>> START RECORDED DATA

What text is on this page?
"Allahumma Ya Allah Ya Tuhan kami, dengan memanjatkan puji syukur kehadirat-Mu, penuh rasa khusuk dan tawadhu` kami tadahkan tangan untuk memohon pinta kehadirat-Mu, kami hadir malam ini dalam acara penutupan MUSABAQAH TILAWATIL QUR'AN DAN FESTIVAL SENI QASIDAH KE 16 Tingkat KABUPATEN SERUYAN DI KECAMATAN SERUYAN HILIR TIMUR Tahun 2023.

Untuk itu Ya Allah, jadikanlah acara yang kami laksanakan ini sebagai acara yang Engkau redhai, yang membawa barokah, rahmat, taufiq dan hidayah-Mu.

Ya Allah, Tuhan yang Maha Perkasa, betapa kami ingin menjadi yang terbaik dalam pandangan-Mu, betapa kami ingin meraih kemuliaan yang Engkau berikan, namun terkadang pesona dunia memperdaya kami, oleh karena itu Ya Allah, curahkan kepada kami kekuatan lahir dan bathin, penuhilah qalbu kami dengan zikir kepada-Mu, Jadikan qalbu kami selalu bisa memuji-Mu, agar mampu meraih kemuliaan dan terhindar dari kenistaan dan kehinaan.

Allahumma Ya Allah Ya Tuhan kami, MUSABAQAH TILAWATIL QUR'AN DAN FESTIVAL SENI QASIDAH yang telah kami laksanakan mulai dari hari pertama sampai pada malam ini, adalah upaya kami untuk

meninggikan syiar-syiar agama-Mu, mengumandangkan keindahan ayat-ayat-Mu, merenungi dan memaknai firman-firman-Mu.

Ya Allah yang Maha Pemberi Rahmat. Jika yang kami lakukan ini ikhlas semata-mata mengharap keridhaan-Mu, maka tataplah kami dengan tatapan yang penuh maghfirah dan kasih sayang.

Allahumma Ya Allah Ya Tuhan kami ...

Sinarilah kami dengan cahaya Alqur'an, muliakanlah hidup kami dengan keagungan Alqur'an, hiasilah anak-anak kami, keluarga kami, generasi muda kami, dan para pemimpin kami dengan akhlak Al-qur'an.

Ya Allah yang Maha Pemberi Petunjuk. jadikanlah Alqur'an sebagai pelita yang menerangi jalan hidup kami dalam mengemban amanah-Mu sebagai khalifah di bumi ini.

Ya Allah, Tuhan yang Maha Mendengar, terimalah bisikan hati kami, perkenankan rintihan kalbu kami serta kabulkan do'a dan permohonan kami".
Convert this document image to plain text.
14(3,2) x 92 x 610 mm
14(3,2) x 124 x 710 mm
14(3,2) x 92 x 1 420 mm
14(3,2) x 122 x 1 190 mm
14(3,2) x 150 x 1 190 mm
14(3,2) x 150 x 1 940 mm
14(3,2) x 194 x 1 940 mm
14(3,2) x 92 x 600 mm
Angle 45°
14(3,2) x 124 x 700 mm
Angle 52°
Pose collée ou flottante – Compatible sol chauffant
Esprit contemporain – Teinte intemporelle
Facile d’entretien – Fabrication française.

>> END RECORDED DATA

● **WHAT THE TASK REQUIRES**
Reproduce the material precisely, including every line.

● **ANSWER TO THE TASK**
What text is on this page?
"Allahumma Ya Allah Ya Tuhan kami, dengan memanjatkan puji syukur kehadirat-Mu, penuh rasa khusuk dan tawadhu` kami tadahkan tangan untuk memohon pinta kehadirat-Mu, kami hadir malam ini dalam acara penutupan MUSABAQAH TILAWATIL QUR'AN DAN FESTIVAL SENI QASIDAH KE 16 Tingkat KABUPATEN SERUYAN DI KECAMATAN SERUYAN HILIR TIMUR Tahun 2023.

Untuk itu Ya Allah, jadikanlah acara yang kami laksanakan ini sebagai acara yang Engkau redhai, yang membawa barokah, rahmat, taufiq dan hidayah-Mu.

Ya Allah, Tuhan yang Maha Perkasa, betapa kami ingin menjadi yang terbaik dalam pandangan-Mu, betapa kami ingin meraih kemuliaan yang Engkau berikan, namun terkadang pesona dunia memperdaya kami, oleh karena itu Ya Allah, curahkan kepada kami kekuatan lahir dan bathin, penuhilah qalbu kami dengan zikir kepada-Mu, Jadikan qalbu kami selalu bisa memuji-Mu, agar mampu meraih kemuliaan dan terhindar dari kenistaan dan kehinaan.

Allahumma Ya Allah Ya Tuhan kami, MUSABAQAH TILAWATIL QUR'AN DAN FESTIVAL SENI QASIDAH yang telah kami laksanakan mulai dari hari pertama sampai pada malam ini, adalah upaya kami untuk

meninggikan syiar-syiar agama-Mu, mengumandangkan keindahan ayat-ayat-Mu, merenungi dan memaknai firman-firman-Mu.

Ya Allah yang Maha Pemberi Rahmat. Jika yang kami lakukan ini ikhlas semata-mata mengharap keridhaan-Mu, maka tataplah kami dengan tatapan yang penuh maghfirah dan kasih sayang.

Allahumma Ya Allah Ya Tuhan kami ...

Sinarilah kami dengan cahaya Alqur'an, muliakanlah hidup kami dengan keagungan Alqur'an, hiasilah anak-anak kami, keluarga kami, generasi muda kami, dan para pemimpin kami dengan akhlak Al-qur'an.

Ya Allah yang Maha Pemberi Petunjuk. jadikanlah Alqur'an sebagai pelita yang menerangi jalan hidup kami dalam mengemban amanah-Mu sebagai khalifah di bumi ini.

Ya Allah, Tuhan yang Maha Mendengar, terimalah bisikan hati kami, perkenankan rintihan kalbu kami serta kabulkan do'a dan permohonan kami".
Convert this document image to plain text.
14(3,2) x 92 x 610 mm
14(3,2) x 124 x 710 mm
14(3,2) x 92 x 1 420 mm
14(3,2) x 122 x 1 190 mm
14(3,2) x 150 x 1 190 mm
14(3,2) x 150 x 1 940 mm
14(3,2) x 194 x 1 940 mm
14(3,2) x 92 x 600 mm
Angle 45°
14(3,2) x 124 x 700 mm
Angle 52°
Pose collée ou flottante – Compatible sol chauffant
Esprit contemporain – Teinte intemporelle
Facile d’entretien – Fabrication française.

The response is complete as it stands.